**TASK DETAILS**
Copy every line of the records below that holds the word "environment".

Data excerpts
━━━━
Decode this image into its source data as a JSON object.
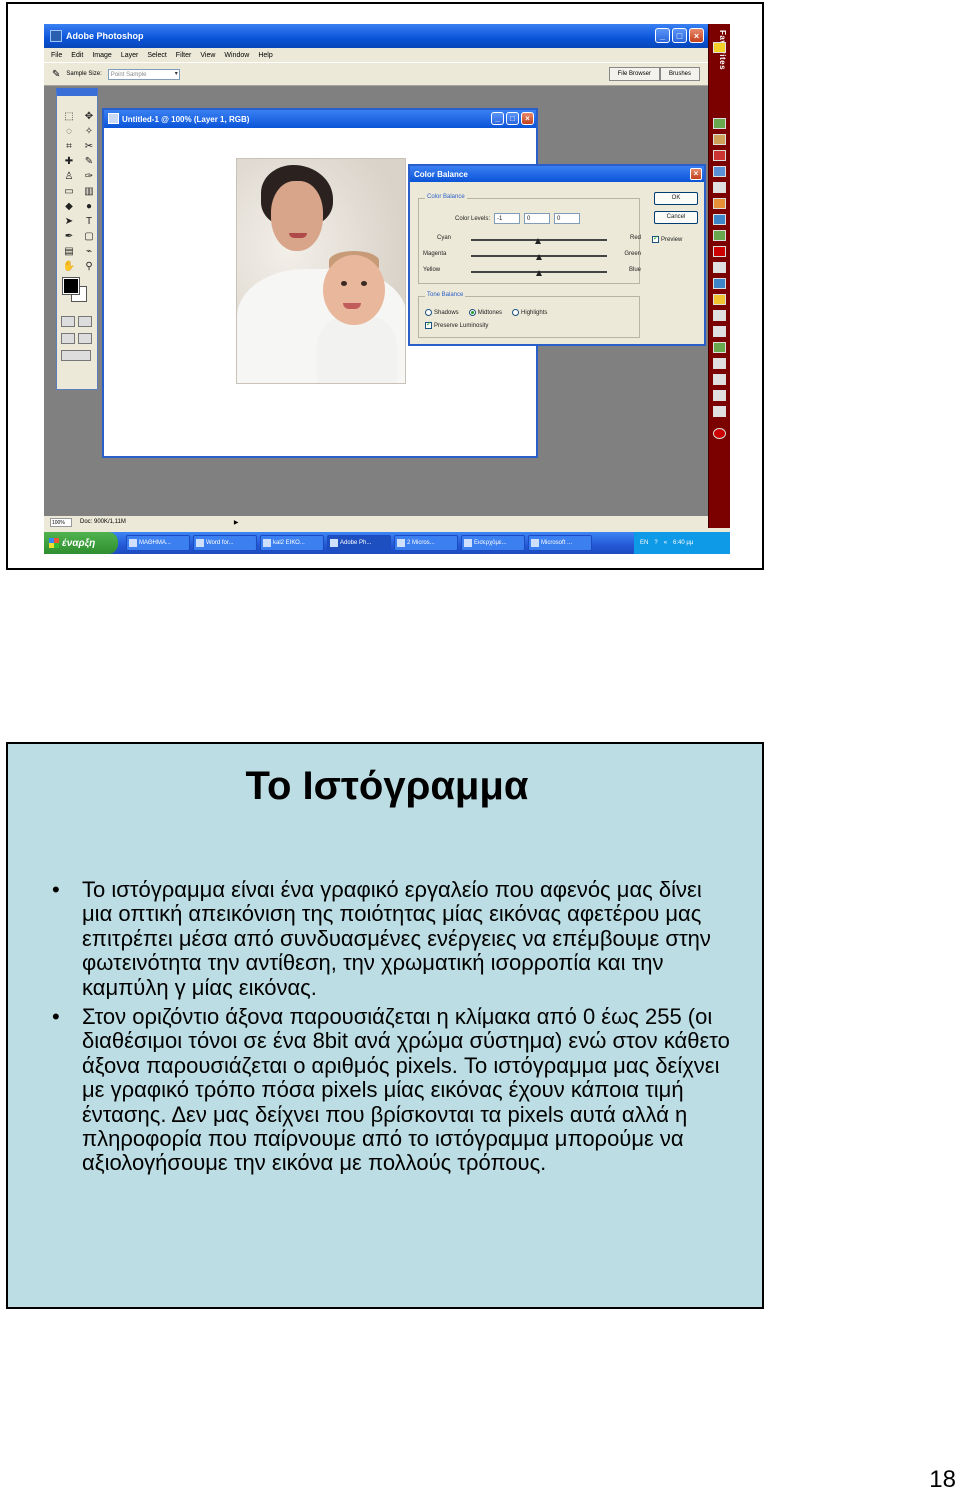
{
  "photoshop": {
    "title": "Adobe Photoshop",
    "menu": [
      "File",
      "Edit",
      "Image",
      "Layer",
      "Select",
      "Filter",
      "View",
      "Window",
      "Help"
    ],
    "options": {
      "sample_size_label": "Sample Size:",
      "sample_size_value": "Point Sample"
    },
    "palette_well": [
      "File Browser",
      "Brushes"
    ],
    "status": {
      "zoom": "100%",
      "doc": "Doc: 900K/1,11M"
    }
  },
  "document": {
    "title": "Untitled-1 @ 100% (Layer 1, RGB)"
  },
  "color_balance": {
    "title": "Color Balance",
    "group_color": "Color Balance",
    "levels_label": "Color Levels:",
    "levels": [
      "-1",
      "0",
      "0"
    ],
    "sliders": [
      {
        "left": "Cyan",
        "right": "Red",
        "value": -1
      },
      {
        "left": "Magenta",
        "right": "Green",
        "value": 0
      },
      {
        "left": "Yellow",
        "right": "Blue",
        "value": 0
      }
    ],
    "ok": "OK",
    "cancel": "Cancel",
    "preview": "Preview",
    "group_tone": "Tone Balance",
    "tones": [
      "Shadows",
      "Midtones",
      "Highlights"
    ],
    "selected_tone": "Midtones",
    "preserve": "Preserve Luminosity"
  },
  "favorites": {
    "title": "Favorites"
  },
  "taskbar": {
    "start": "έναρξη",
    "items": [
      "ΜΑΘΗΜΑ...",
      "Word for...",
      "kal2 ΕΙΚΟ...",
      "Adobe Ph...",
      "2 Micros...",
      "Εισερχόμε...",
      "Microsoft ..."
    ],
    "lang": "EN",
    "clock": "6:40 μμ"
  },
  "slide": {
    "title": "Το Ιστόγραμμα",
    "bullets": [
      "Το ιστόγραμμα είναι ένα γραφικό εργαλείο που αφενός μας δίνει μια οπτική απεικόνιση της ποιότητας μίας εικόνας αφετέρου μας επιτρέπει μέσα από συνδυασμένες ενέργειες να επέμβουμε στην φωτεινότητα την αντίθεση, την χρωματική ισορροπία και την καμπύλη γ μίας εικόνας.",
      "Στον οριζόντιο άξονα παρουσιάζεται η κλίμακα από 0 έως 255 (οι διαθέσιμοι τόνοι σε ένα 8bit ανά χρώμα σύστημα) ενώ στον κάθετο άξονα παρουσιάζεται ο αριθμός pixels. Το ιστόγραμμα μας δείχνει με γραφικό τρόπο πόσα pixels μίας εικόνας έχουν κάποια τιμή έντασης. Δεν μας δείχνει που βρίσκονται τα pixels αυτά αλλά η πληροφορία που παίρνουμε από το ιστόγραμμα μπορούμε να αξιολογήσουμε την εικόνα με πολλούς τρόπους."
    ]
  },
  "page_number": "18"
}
━━━━
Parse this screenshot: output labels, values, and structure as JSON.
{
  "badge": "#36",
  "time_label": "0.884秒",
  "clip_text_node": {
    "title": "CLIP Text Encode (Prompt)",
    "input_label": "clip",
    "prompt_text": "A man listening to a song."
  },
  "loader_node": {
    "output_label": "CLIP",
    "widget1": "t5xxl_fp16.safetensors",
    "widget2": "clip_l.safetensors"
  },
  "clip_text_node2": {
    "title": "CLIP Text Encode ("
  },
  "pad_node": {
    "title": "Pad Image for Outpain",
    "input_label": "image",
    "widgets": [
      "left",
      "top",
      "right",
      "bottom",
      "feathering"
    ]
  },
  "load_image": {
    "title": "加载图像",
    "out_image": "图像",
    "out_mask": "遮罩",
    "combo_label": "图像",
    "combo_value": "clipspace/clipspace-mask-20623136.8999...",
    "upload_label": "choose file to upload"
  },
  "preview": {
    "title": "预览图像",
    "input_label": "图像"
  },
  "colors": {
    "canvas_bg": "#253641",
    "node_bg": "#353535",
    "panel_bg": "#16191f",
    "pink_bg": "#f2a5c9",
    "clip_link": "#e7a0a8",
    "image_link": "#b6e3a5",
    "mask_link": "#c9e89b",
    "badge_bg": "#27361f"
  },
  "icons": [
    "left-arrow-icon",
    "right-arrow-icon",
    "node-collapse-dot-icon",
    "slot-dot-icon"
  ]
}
━━━━
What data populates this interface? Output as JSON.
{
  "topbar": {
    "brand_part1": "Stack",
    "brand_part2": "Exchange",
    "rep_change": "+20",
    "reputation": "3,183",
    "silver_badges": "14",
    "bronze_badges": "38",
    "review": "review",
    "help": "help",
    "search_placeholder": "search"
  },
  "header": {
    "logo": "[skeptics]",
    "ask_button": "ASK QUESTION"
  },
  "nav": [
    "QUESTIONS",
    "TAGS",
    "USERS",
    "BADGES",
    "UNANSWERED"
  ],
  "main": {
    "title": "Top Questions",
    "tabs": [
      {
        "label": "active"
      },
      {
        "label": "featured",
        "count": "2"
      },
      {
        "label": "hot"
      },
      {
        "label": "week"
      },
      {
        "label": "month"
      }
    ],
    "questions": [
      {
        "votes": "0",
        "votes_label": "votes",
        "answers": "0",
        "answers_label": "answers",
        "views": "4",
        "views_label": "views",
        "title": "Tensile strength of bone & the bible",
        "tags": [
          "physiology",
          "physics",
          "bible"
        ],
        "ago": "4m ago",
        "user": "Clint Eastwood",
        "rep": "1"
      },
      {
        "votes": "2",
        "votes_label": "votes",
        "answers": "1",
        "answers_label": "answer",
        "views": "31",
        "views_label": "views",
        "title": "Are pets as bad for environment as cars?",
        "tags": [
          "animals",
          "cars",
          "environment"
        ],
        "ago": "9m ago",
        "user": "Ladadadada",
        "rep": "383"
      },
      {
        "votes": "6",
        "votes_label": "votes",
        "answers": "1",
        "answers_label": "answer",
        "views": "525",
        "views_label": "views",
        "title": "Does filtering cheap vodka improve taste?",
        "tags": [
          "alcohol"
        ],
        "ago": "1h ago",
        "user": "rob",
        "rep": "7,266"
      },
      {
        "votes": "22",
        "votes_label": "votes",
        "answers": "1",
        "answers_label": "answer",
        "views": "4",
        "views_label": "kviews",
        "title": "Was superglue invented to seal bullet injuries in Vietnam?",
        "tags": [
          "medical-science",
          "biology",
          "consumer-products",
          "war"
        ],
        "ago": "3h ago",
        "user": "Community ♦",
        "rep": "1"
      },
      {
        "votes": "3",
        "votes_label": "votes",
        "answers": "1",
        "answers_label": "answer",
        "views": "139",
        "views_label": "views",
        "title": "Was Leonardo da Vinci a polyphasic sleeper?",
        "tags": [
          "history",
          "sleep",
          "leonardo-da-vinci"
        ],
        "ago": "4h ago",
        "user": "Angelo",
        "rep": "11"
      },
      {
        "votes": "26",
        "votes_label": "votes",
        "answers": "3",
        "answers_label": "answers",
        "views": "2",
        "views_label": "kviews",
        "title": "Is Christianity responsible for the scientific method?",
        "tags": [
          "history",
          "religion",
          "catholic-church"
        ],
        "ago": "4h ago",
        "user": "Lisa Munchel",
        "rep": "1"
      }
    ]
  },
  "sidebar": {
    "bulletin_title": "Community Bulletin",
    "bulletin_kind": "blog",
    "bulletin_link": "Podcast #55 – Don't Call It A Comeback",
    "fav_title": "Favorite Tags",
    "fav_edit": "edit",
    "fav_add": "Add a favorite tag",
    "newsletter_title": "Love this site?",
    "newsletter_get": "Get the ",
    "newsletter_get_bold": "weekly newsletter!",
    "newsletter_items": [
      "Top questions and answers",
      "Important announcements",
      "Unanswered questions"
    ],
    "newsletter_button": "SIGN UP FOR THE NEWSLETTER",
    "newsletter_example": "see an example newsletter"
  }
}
━━━━
**EXERCISE RESPONSE**
        "title": "Are pets as bad for environment as cars?",
          "environment"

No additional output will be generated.